■ **EXTRAIT CHOISI**:
----------

La France, à qui la Société des Nations a déli­vré un man­dat sur la Syrie et le Liban en 1920, mène une poli­tique visant à défendre les par­ti­cu­la­rismes com­mu­nau­taires, notam­ment ceux des mino­ri­tés, afin d’éviter un ral­lie­ment aux idées natio­na­listes laïques, et divise le pays en quatre États com­mu­nau­taires5. C’est dans ce contexte que le bouillon­ne­ment intel­lec­tuel au Moyen-Orient conduit dans l’entre-deux-guerres à l’émergence ou la dif­fu­sion de trois cou­rants de pen­sées iden­ti­taires théo­ri­sant des modèles oppo­sés. Le Parti natio­na­liste syrien — créé en 1932 — défend l’idée d’une grande Nation syrienne laïque dont les fon­de­ments seraient anté­rieurs à l’islam et au chris­tia­nisme et réclame l’union du Bilad al-Cham6. Le rejet de l’arabisme par les par­ti­sans de ce natio­na­lisme syrien rend cette pro­po­si­tion peu popu­laire. Le pro­jet poli­tique repo­sant sur l’existence d’une com­mu­nau­té musul­mane trans­cen­dant les fron­tières, le pan­is­la­misme, théo­ri­sé au XIXe siècle, est défen­du par le mou­ve­ment des Frères musul­mans syriens7. C’est cepen­dant le pan­ara­bisme, doc­trine fon­dée par le ché­rif Hussein ben Ali, dont les racines idéo­lo­giques s’inscrivent dans le cou­rant de la Nahda, qui s’imposera sur les deux autres. Ce cou­rant pose l’idée d’une iden­ti­té arabe (ara­bisme ou ara­bi­té), pré-exis­tante à l’islam, dépas­sant les appar­te­nances reli­gieuses et fon­dée sur la langue et l’histoire8.

Hussein ben Ali (DR)

C’est le par­ti Baath, créé en 1947 — ayant pour but l’u­ni­fi­ca­tion des dif­fé­rents États arabes en une seule et grande nation laïque —, qui consti­tue­ra l’incarnation poli­tique du pan­ara­bisme ; ini­tia­le­ment dit « libé­ral », en 1953, ce par­ti fusionne avec le Parti socia­liste arabe d’Akram Hourani, don­nant nais­sance au par­ti Baath arabe socia­liste. Michel Aflaq, l’un des deux fon­da­teurs et prin­ci­pal théo­ri­cien du par­ti Baath, défend le pro­jet d’une nation socia­liste non-mar­xiste. Les socia­listes arabes rejettent les idées mar­xistes maté­ria­listes, inter­na­tio­na­listes et athées, qu’ils jugent non-adap­tées à la conjonc­ture arabe9. En effet, le socia­lisme arabe se déve­loppe lar­ge­ment en réac­tion à l’impérialisme et à la colo­ni­sa­tion occi­den­tales. Pour Zaki al Arzouzi, phi­lo­sophe syrien, mili­tant et acti­viste contre l’occupation fran­çaise et impor­tant théo­ri­cien du natio­na­lisme arabe, le peuple doit plei­ne­ment par­ti­ci­per à la vie poli­tique et par­ti­ci­per à la marche de l’État par des assem­blées locales, natio­nales et par la liber­té de la presse10.

----------

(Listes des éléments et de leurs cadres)
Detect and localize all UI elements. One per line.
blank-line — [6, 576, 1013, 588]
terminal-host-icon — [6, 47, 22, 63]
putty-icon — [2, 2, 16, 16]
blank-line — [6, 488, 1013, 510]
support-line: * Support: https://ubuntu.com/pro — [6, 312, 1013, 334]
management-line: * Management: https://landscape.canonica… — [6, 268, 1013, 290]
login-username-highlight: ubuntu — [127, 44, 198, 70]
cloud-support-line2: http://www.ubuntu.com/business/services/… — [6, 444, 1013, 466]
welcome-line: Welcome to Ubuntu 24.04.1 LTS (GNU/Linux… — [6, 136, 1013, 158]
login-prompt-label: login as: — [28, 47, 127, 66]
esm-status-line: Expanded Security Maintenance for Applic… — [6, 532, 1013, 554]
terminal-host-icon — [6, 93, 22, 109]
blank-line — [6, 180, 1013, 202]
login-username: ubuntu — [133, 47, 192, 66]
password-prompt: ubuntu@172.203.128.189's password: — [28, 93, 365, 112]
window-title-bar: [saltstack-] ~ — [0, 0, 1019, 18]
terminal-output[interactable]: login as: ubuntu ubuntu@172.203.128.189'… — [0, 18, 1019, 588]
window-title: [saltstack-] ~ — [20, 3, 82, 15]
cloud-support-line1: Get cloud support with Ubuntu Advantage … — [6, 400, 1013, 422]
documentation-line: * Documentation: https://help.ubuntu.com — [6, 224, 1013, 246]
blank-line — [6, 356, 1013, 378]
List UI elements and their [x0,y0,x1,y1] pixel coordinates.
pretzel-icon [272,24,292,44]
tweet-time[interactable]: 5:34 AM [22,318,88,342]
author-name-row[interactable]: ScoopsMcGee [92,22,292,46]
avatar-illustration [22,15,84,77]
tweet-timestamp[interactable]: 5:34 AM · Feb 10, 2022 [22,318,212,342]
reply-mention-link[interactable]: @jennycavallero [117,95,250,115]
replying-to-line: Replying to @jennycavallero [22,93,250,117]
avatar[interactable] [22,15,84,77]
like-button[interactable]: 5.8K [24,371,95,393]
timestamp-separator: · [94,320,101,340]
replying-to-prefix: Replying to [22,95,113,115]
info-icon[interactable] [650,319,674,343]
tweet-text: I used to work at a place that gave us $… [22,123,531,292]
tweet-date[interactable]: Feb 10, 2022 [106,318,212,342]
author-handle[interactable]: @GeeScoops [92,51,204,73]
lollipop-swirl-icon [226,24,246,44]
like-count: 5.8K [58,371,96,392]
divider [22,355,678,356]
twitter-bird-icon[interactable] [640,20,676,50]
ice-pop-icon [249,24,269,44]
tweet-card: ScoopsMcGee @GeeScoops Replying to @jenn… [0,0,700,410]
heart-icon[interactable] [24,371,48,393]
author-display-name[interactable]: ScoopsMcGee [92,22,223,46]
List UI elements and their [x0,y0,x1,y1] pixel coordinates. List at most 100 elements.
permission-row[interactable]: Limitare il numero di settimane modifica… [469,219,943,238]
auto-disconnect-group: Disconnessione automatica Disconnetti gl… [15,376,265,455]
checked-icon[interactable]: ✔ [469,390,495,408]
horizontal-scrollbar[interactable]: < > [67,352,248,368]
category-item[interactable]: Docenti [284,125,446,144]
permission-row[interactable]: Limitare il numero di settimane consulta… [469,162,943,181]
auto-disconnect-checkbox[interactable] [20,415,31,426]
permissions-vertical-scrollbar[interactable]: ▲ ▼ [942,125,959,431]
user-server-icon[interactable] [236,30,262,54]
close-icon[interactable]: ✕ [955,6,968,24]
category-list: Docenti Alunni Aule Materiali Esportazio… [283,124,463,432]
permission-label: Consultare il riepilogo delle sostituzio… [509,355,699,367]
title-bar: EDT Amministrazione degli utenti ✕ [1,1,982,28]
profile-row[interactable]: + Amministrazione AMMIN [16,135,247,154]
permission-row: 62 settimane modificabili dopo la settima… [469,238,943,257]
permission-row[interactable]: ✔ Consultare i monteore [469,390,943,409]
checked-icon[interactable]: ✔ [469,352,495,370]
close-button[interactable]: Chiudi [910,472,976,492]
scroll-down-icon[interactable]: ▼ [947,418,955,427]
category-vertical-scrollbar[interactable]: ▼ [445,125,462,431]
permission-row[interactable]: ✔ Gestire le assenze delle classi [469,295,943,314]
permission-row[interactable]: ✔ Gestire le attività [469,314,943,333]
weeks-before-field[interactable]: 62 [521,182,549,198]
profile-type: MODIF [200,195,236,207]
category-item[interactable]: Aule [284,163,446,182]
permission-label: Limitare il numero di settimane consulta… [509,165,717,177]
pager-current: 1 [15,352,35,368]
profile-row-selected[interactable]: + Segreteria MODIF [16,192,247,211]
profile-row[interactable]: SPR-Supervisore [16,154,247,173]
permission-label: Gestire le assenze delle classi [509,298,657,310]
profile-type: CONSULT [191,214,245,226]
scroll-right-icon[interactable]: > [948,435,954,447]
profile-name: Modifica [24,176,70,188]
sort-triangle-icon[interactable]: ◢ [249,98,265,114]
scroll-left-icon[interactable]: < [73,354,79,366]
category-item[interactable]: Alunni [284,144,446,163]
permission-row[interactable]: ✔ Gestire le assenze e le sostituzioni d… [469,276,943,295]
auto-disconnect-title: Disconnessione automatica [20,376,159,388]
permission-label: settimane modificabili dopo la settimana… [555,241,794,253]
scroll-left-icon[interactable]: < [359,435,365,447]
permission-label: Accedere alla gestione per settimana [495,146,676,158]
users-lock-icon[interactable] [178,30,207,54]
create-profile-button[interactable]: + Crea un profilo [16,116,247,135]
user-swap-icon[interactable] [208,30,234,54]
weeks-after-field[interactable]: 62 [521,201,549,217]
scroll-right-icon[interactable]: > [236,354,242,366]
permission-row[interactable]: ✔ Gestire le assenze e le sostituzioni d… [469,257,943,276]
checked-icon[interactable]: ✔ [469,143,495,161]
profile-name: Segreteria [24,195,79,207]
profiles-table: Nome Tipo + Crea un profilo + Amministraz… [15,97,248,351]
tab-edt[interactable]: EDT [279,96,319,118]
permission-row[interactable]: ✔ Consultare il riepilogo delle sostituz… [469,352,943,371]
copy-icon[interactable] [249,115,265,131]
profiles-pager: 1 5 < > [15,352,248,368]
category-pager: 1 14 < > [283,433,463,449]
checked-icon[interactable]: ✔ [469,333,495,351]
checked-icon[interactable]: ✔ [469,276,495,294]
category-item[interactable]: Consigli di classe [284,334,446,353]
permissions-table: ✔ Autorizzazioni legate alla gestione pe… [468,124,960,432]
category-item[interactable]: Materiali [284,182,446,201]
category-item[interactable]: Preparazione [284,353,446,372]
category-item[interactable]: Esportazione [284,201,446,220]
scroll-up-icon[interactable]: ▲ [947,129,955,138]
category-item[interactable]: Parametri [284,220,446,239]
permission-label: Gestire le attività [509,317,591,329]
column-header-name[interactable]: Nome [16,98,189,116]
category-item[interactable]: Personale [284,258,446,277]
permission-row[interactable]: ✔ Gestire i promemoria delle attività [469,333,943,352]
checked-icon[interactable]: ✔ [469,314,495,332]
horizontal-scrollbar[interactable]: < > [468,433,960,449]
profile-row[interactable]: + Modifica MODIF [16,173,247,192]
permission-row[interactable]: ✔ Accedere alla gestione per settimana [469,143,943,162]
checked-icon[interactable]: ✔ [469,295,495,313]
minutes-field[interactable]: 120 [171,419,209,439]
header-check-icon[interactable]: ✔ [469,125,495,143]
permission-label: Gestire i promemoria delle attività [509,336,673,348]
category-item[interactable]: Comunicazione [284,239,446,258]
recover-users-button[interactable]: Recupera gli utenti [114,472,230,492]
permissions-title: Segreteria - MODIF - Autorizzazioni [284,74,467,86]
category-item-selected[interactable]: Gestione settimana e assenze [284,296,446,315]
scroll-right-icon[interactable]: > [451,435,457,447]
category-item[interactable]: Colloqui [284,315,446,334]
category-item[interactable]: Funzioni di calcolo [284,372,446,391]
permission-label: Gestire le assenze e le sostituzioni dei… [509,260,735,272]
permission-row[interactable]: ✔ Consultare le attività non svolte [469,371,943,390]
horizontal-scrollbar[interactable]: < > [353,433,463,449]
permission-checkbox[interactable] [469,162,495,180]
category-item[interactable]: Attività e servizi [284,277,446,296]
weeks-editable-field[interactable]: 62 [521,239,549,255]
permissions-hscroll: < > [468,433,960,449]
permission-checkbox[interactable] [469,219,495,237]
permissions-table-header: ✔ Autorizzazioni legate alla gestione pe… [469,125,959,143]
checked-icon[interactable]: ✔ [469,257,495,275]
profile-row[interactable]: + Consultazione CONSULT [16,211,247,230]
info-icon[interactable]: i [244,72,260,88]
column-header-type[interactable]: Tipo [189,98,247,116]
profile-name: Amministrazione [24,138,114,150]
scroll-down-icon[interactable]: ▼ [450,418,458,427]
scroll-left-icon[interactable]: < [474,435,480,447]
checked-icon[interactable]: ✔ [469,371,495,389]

----------

■ **BUT DE L'EXERCICE**:
Répondez aux questions suivantes à partir de l'extrait choisi.
(a) En quelle année le Parti nationaliste syrien a-t-il été créé ?
(b) Avec quel parti le Baath fusionne-t-il en 1953 ?
(c) Sur quoi l'identité arabe posée par le panarabisme est-elle fondée ?

■ **RÉPONSE COMPLÈTE**:
(a) En 1932.
(b) Avec le Parti socialiste arabe d'Akram Hourani.
(c) Sur la langue et l'histoire.